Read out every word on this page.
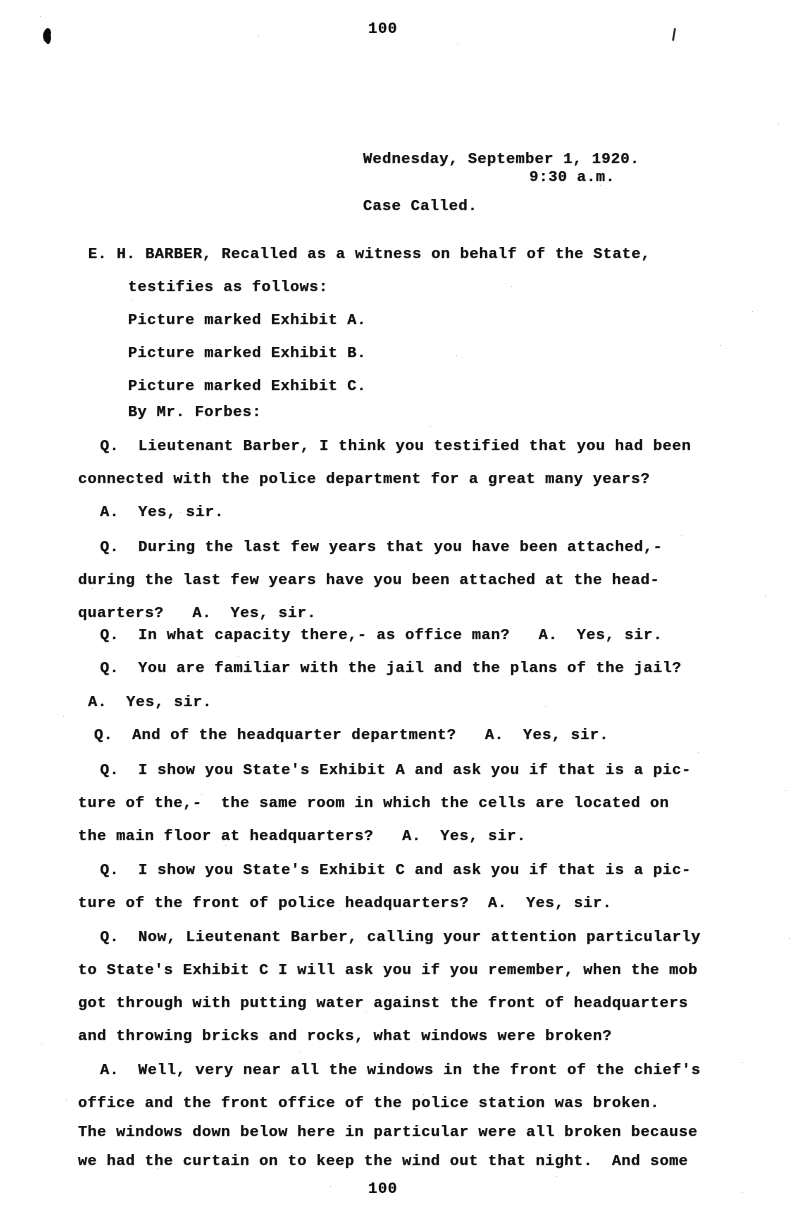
100
Wednesday, September 1, 1920.
9:30 a.m.
Case Called.
E. H. BARBER, Recalled as a witness on behalf of the State,
testifies as follows:
Picture marked Exhibit A.
Picture marked Exhibit B.
Picture marked Exhibit C.
By Mr. Forbes:
Q.  Lieutenant Barber, I think you testified that you had been
connected with the police department for a great many years?
A.  Yes, sir.
Q.  During the last few years that you have been attached,-
during the last few years have you been attached at the head-
quarters?   A.  Yes, sir.
Q.  In what capacity there,- as office man?   A.  Yes, sir.
Q.  You are familiar with the jail and the plans of the jail?
A.  Yes, sir.
Q.  And of the headquarter department?   A.  Yes, sir.
Q.  I show you State's Exhibit A and ask you if that is a pic-
ture of the,-  the same room in which the cells are located on
the main floor at headquarters?   A.  Yes, sir.
Q.  I show you State's Exhibit C and ask you if that is a pic-
ture of the front of police headquarters?  A.  Yes, sir.
Q.  Now, Lieutenant Barber, calling your attention particularly
to State's Exhibit C I will ask you if you remember, when the mob
got through with putting water against the front of headquarters
and throwing bricks and rocks, what windows were broken?
A.  Well, very near all the windows in the front of the chief's
office and the front office of the police station was broken.
The windows down below here in particular were all broken because
we had the curtain on to keep the wind out that night.  And some
100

------------------------------

Instructions for the task:
Report every line of the records that contains the word "show".

Task output:
Q.  I show you State's Exhibit A and ask you if that is a pic-
Q.  I show you State's Exhibit C and ask you if that is a pic-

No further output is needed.